• Problem requirements
Copy each line of the data below exactly, leaving out pictures.
:: Dataset content
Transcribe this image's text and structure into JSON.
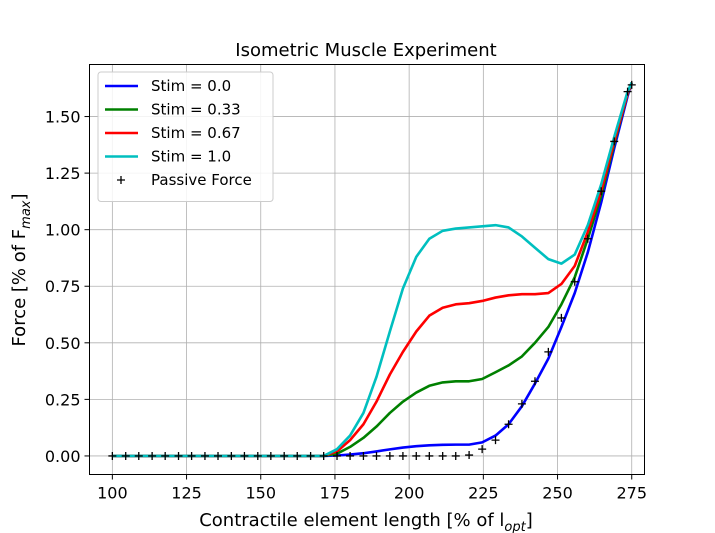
{
  "chart_data": {
    "type": "line",
    "title": "Isometric Muscle Experiment",
    "xlabel": "Contractile element length [% of l",
    "xlabel_sub": "opt",
    "xlabel_end": "]",
    "ylabel": "Force [% of F",
    "ylabel_sub": "max",
    "ylabel_end": "]",
    "xlim": [
      92.3,
      279.3
    ],
    "ylim": [
      -0.082,
      1.73
    ],
    "xticks": [
      100,
      125,
      150,
      175,
      200,
      225,
      250,
      275
    ],
    "yticks": [
      0.0,
      0.25,
      0.5,
      0.75,
      1.0,
      1.25,
      1.5
    ],
    "xtick_labels": [
      "100",
      "125",
      "150",
      "175",
      "200",
      "225",
      "250",
      "275"
    ],
    "ytick_labels": [
      "0.00",
      "0.25",
      "0.50",
      "0.75",
      "1.00",
      "1.25",
      "1.50"
    ],
    "grid": true,
    "legend_position": "top-left",
    "x": [
      100,
      104.5,
      108.9,
      113.4,
      117.8,
      122.3,
      126.7,
      131.2,
      135.6,
      140.1,
      144.5,
      149.0,
      153.4,
      157.9,
      162.3,
      166.8,
      171.2,
      175.7,
      180.1,
      184.6,
      189.0,
      193.5,
      197.9,
      202.4,
      206.8,
      211.3,
      215.7,
      220.2,
      224.6,
      229.1,
      233.5,
      238.0,
      242.4,
      246.9,
      251.3,
      255.8,
      260.2,
      264.7,
      269.1,
      273.6,
      275
    ],
    "series": [
      {
        "name": "Stim = 0.0",
        "color": "#0000ff",
        "style": "line",
        "values": [
          0,
          0,
          0,
          0,
          0,
          0,
          0,
          0,
          0,
          0,
          0,
          0,
          0,
          0,
          0,
          0,
          0,
          0.002,
          0.006,
          0.012,
          0.02,
          0.029,
          0.037,
          0.043,
          0.047,
          0.049,
          0.05,
          0.05,
          0.06,
          0.09,
          0.14,
          0.22,
          0.32,
          0.43,
          0.57,
          0.72,
          0.9,
          1.12,
          1.36,
          1.59,
          1.65
        ]
      },
      {
        "name": "Stim = 0.33",
        "color": "#008000",
        "style": "line",
        "values": [
          0,
          0,
          0,
          0,
          0,
          0,
          0,
          0,
          0,
          0,
          0,
          0,
          0,
          0,
          0,
          0,
          0,
          0.01,
          0.04,
          0.08,
          0.13,
          0.19,
          0.24,
          0.28,
          0.31,
          0.325,
          0.33,
          0.33,
          0.34,
          0.37,
          0.4,
          0.44,
          0.5,
          0.57,
          0.67,
          0.79,
          0.96,
          1.15,
          1.38,
          1.6,
          1.65
        ]
      },
      {
        "name": "Stim = 0.67",
        "color": "#ff0000",
        "style": "line",
        "values": [
          0,
          0,
          0,
          0,
          0,
          0,
          0,
          0,
          0,
          0,
          0,
          0,
          0,
          0,
          0,
          0,
          0,
          0.02,
          0.07,
          0.14,
          0.24,
          0.36,
          0.46,
          0.55,
          0.62,
          0.655,
          0.67,
          0.675,
          0.685,
          0.7,
          0.71,
          0.715,
          0.715,
          0.72,
          0.76,
          0.84,
          0.99,
          1.17,
          1.39,
          1.6,
          1.65
        ]
      },
      {
        "name": "Stim = 1.0",
        "color": "#00bfbf",
        "style": "line",
        "values": [
          0,
          0,
          0,
          0,
          0,
          0,
          0,
          0,
          0,
          0,
          0,
          0,
          0,
          0,
          0,
          0,
          0,
          0.03,
          0.09,
          0.19,
          0.35,
          0.55,
          0.74,
          0.88,
          0.96,
          0.995,
          1.005,
          1.01,
          1.015,
          1.02,
          1.01,
          0.97,
          0.92,
          0.87,
          0.85,
          0.89,
          1.02,
          1.2,
          1.41,
          1.61,
          1.65
        ]
      },
      {
        "name": "Passive Force",
        "color": "#000000",
        "style": "marker",
        "values": [
          0,
          0,
          0,
          0,
          0,
          0,
          0,
          0,
          0,
          0,
          0,
          0,
          0,
          0,
          0,
          0,
          0,
          0,
          0,
          0,
          0,
          0,
          0,
          0,
          0,
          0,
          0,
          0.004,
          0.03,
          0.07,
          0.14,
          0.23,
          0.33,
          0.46,
          0.61,
          0.77,
          0.96,
          1.17,
          1.39,
          1.61,
          1.64
        ]
      }
    ]
  }
}
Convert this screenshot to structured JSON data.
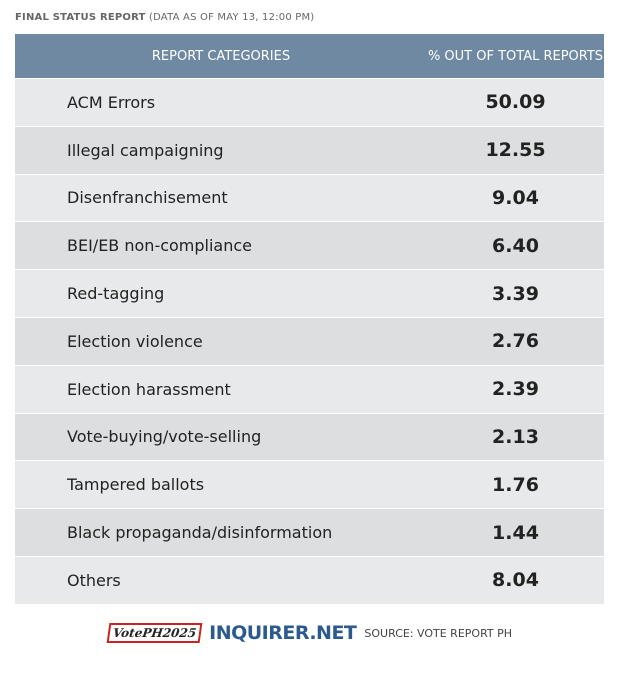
{
  "title": {
    "label": "FINAL STATUS REPORT",
    "note": "(DATA AS OF MAY 13, 12:00 PM)"
  },
  "table": {
    "header": [
      "REPORT CATEGORIES",
      "% OUT OF TOTAL REPORTS"
    ],
    "rows": [
      [
        "ACM Errors",
        "50.09"
      ],
      [
        "Illegal campaigning",
        "12.55"
      ],
      [
        "Disenfranchisement",
        "9.04"
      ],
      [
        "BEI/EB non-compliance",
        "6.40"
      ],
      [
        "Red-tagging",
        "3.39"
      ],
      [
        "Election violence",
        "2.76"
      ],
      [
        "Election harassment",
        "2.39"
      ],
      [
        "Vote-buying/vote-selling",
        "2.13"
      ],
      [
        "Tampered ballots",
        "1.76"
      ],
      [
        "Black propaganda/disinformation",
        "1.44"
      ],
      [
        "Others",
        "8.04"
      ]
    ]
  },
  "footer": {
    "logo": "VotePH2025",
    "brand": "INQUIRER.NET",
    "source": "SOURCE: VOTE REPORT PH"
  }
}
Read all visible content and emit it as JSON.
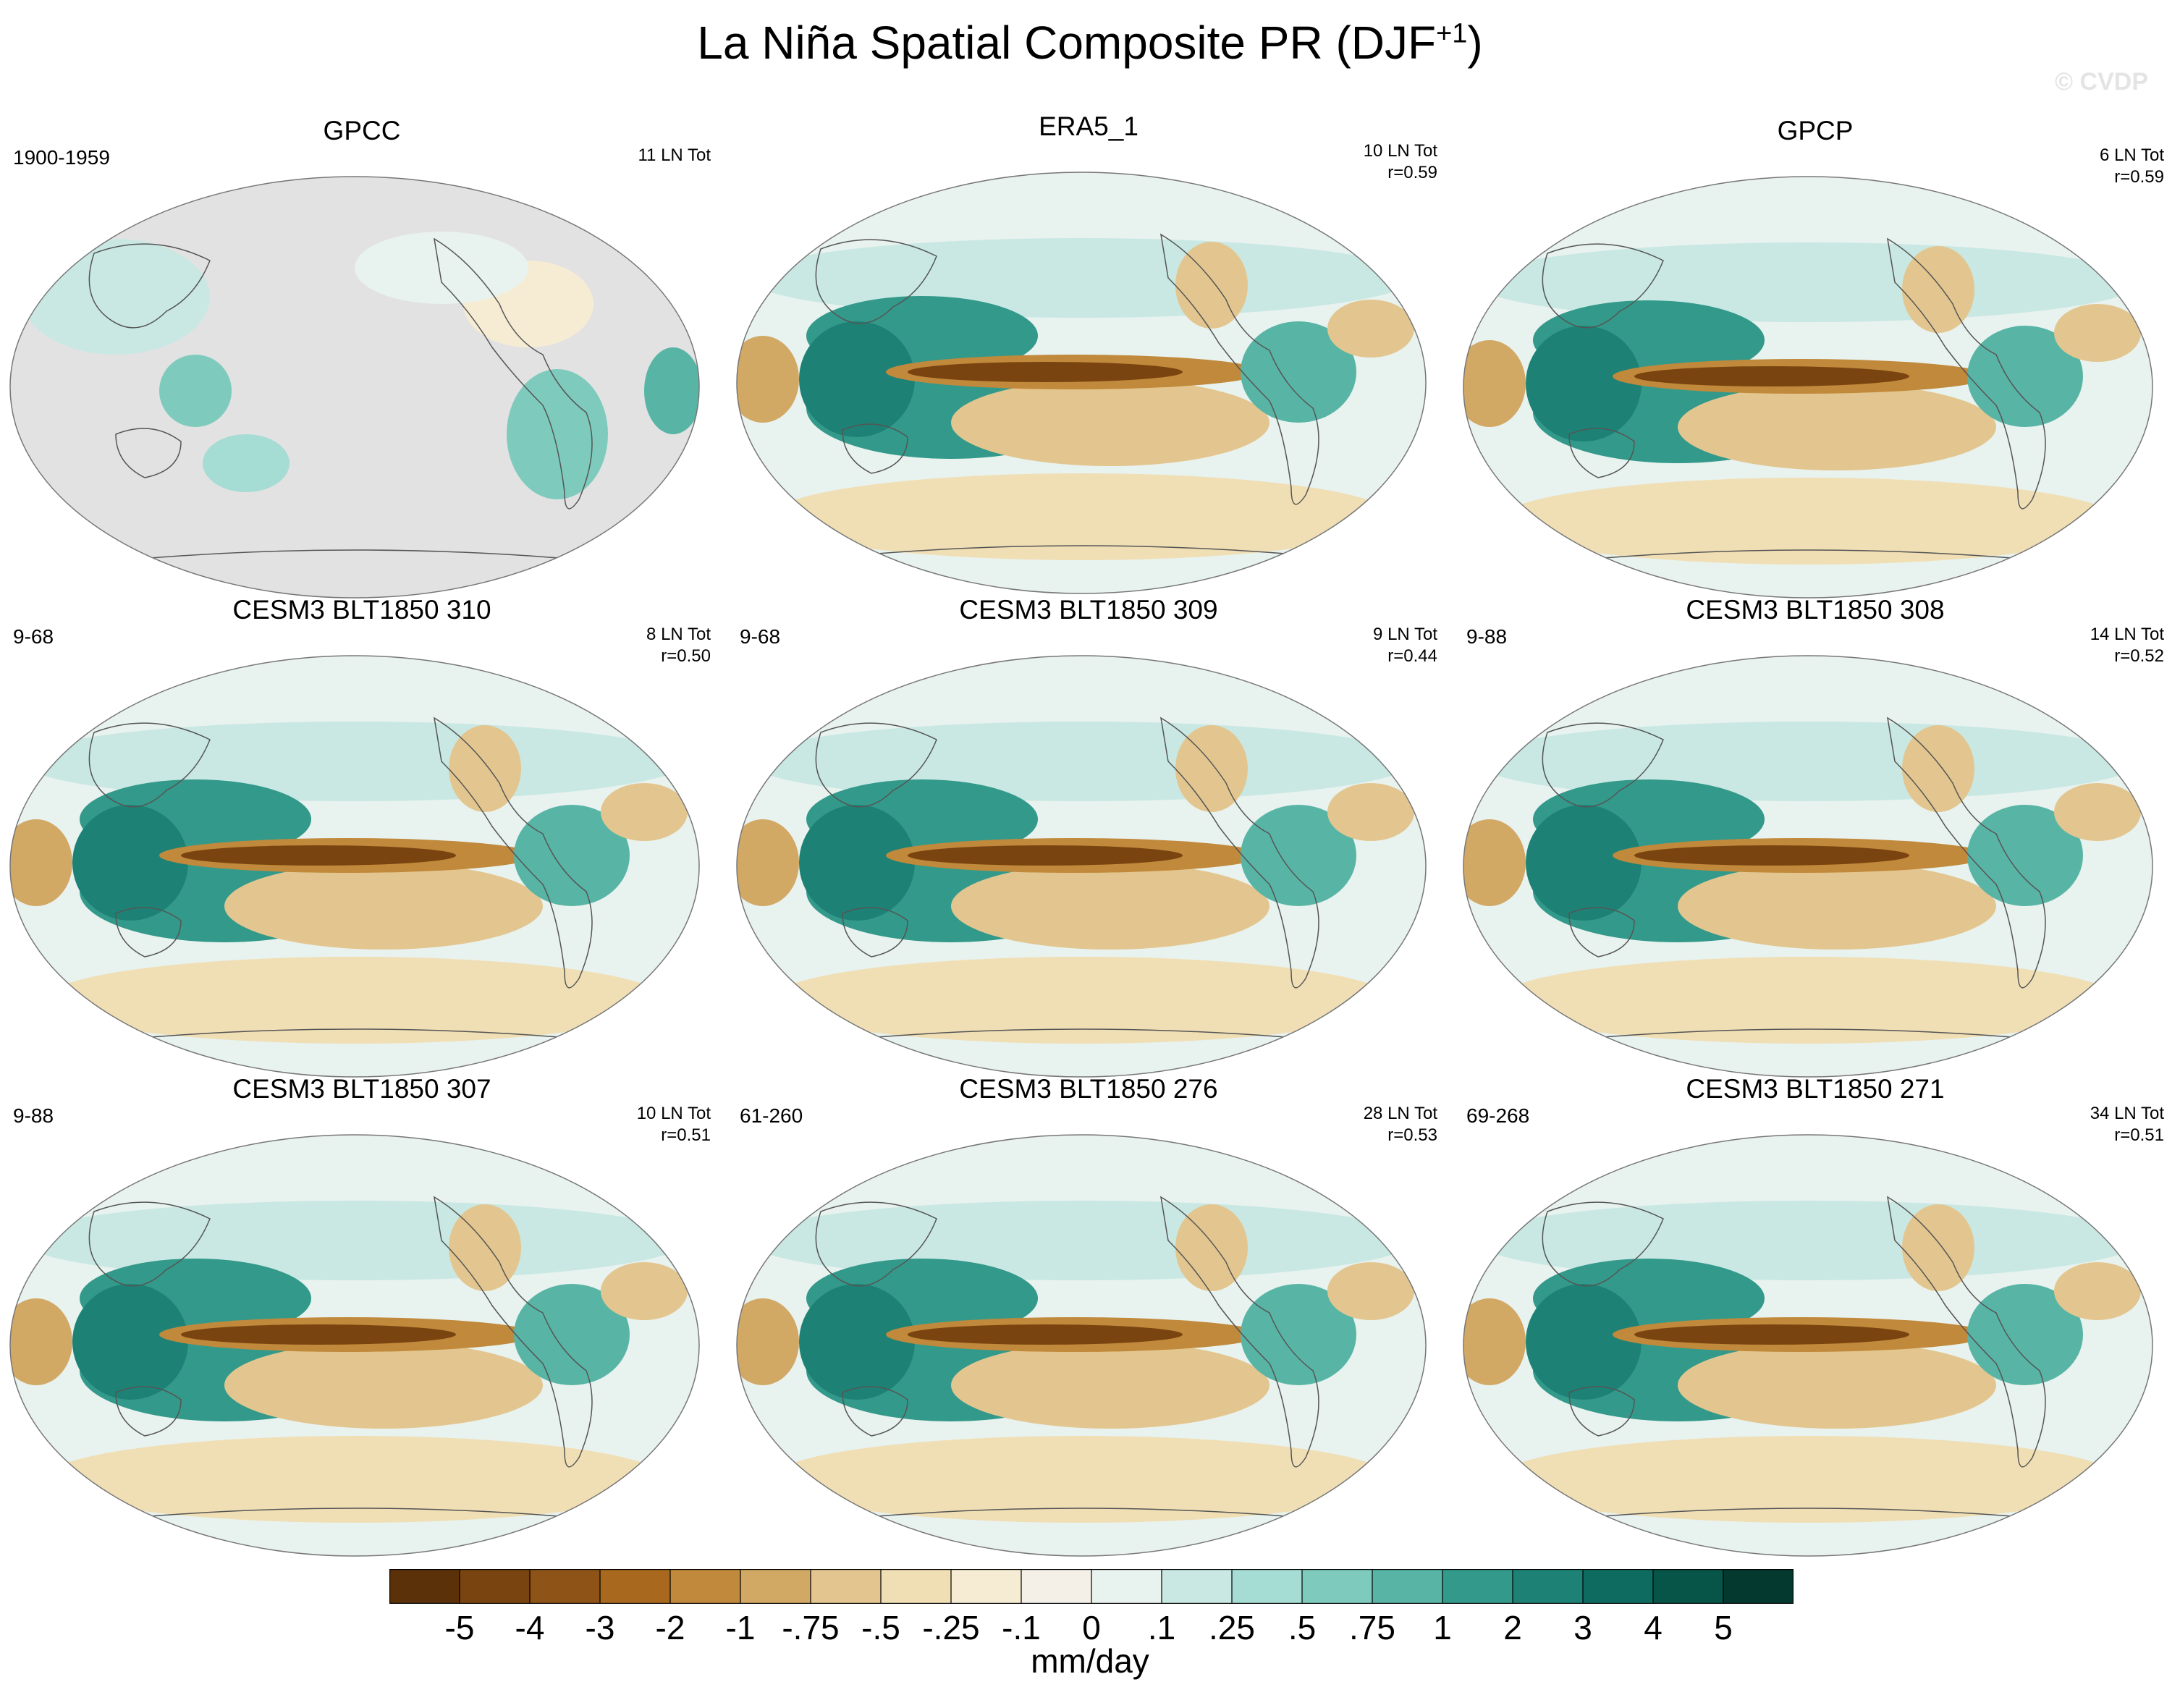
::::
• Full output
Transcribe this image's text and structure into JSON.
{
  "chart_data": {
    "type": "line",
    "title": "Isometric Muscle Experiment",
    "xlabel": "Contractile element length [% of l",
    "xlabel_sub": "opt",
    "xlabel_end": "]",
    "ylabel": "Force [% of F",
    "ylabel_sub": "max",
    "ylabel_end": "]",
    "xlim": [
      92.3,
      279.3
    ],
    "ylim": [
      -0.082,
      1.73
    ],
    "xticks": [
      100,
      125,
      150,
      175,
      200,
      225,
      250,
      275
    ],
    "yticks": [
      0.0,
      0.25,
      0.5,
      0.75,
      1.0,
      1.25,
      1.5
    ],
    "xtick_labels": [
      "100",
      "125",
      "150",
      "175",
      "200",
      "225",
      "250",
      "275"
    ],
    "ytick_labels": [
      "0.00",
      "0.25",
      "0.50",
      "0.75",
      "1.00",
      "1.25",
      "1.50"
    ],
    "grid": true,
    "legend_position": "top-left",
    "x": [
      100,
      104.5,
      108.9,
      113.4,
      117.8,
      122.3,
      126.7,
      131.2,
      135.6,
      140.1,
      144.5,
      149.0,
      153.4,
      157.9,
      162.3,
      166.8,
      171.2,
      175.7,
      180.1,
      184.6,
      189.0,
      193.5,
      197.9,
      202.4,
      206.8,
      211.3,
      215.7,
      220.2,
      224.6,
      229.1,
      233.5,
      238.0,
      242.4,
      246.9,
      251.3,
      255.8,
      260.2,
      264.7,
      269.1,
      273.6,
      275
    ],
    "series": [
      {
        "name": "Stim = 0.0",
        "color": "#0000ff",
        "style": "line",
        "values": [
          0,
          0,
          0,
          0,
          0,
          0,
          0,
          0,
          0,
          0,
          0,
          0,
          0,
          0,
          0,
          0,
          0,
          0.002,
          0.006,
          0.012,
          0.02,
          0.029,
          0.037,
          0.043,
          0.047,
          0.049,
          0.05,
          0.05,
          0.06,
          0.09,
          0.14,
          0.22,
          0.32,
          0.43,
          0.57,
          0.72,
          0.9,
          1.12,
          1.36,
          1.59,
          1.65
        ]
      },
      {
        "name": "Stim = 0.33",
        "color": "#008000",
        "style": "line",
        "values": [
          0,
          0,
          0,
          0,
          0,
          0,
          0,
          0,
          0,
          0,
          0,
          0,
          0,
          0,
          0,
          0,
          0,
          0.01,
          0.04,
          0.08,
          0.13,
          0.19,
          0.24,
          0.28,
          0.31,
          0.325,
          0.33,
          0.33,
          0.34,
          0.37,
          0.4,
          0.44,
          0.5,
          0.57,
          0.67,
          0.79,
          0.96,
          1.15,
          1.38,
          1.6,
          1.65
        ]
      },
      {
        "name": "Stim = 0.67",
        "color": "#ff0000",
        "style": "line",
        "values": [
          0,
          0,
          0,
          0,
          0,
          0,
          0,
          0,
          0,
          0,
          0,
          0,
          0,
          0,
          0,
          0,
          0,
          0.02,
          0.07,
          0.14,
          0.24,
          0.36,
          0.46,
          0.55,
          0.62,
          0.655,
          0.67,
          0.675,
          0.685,
          0.7,
          0.71,
          0.715,
          0.715,
          0.72,
          0.76,
          0.84,
          0.99,
          1.17,
          1.39,
          1.6,
          1.65
        ]
      },
      {
        "name": "Stim = 1.0",
        "color": "#00bfbf",
        "style": "line",
        "values": [
          0,
          0,
          0,
          0,
          0,
          0,
          0,
          0,
          0,
          0,
          0,
          0,
          0,
          0,
          0,
          0,
          0,
          0.03,
          0.09,
          0.19,
          0.35,
          0.55,
          0.74,
          0.88,
          0.96,
          0.995,
          1.005,
          1.01,
          1.015,
          1.02,
          1.01,
          0.97,
          0.92,
          0.87,
          0.85,
          0.89,
          1.02,
          1.2,
          1.41,
          1.61,
          1.65
        ]
      },
      {
        "name": "Passive Force",
        "color": "#000000",
        "style": "marker",
        "values": [
          0,
          0,
          0,
          0,
          0,
          0,
          0,
          0,
          0,
          0,
          0,
          0,
          0,
          0,
          0,
          0,
          0,
          0,
          0,
          0,
          0,
          0,
          0,
          0,
          0,
          0,
          0,
          0.004,
          0.03,
          0.07,
          0.14,
          0.23,
          0.33,
          0.46,
          0.61,
          0.77,
          0.96,
          1.17,
          1.39,
          1.61,
          1.64
        ]
      }
    ]
  }
}
Convert this screenshot to structured JSON data.
{
  "title": {
    "label": "FINAL STATUS REPORT",
    "note": "(DATA AS OF MAY 13, 12:00 PM)"
  },
  "table": {
    "header": [
      "REPORT CATEGORIES",
      "% OUT OF TOTAL REPORTS"
    ],
    "rows": [
      [
        "ACM Errors",
        "50.09"
      ],
      [
        "Illegal campaigning",
        "12.55"
      ],
      [
        "Disenfranchisement",
        "9.04"
      ],
      [
        "BEI/EB non-compliance",
        "6.40"
      ],
      [
        "Red-tagging",
        "3.39"
      ],
      [
        "Election violence",
        "2.76"
      ],
      [
        "Election harassment",
        "2.39"
      ],
      [
        "Vote-buying/vote-selling",
        "2.13"
      ],
      [
        "Tampered ballots",
        "1.76"
      ],
      [
        "Black propaganda/disinformation",
        "1.44"
      ],
      [
        "Others",
        "8.04"
      ]
    ]
  },
  "footer": {
    "logo": "VotePH2025",
    "brand": "INQUIRER.NET",
    "source": "SOURCE: VOTE REPORT PH"
  }
}
Read all visible content and emit it as JSON.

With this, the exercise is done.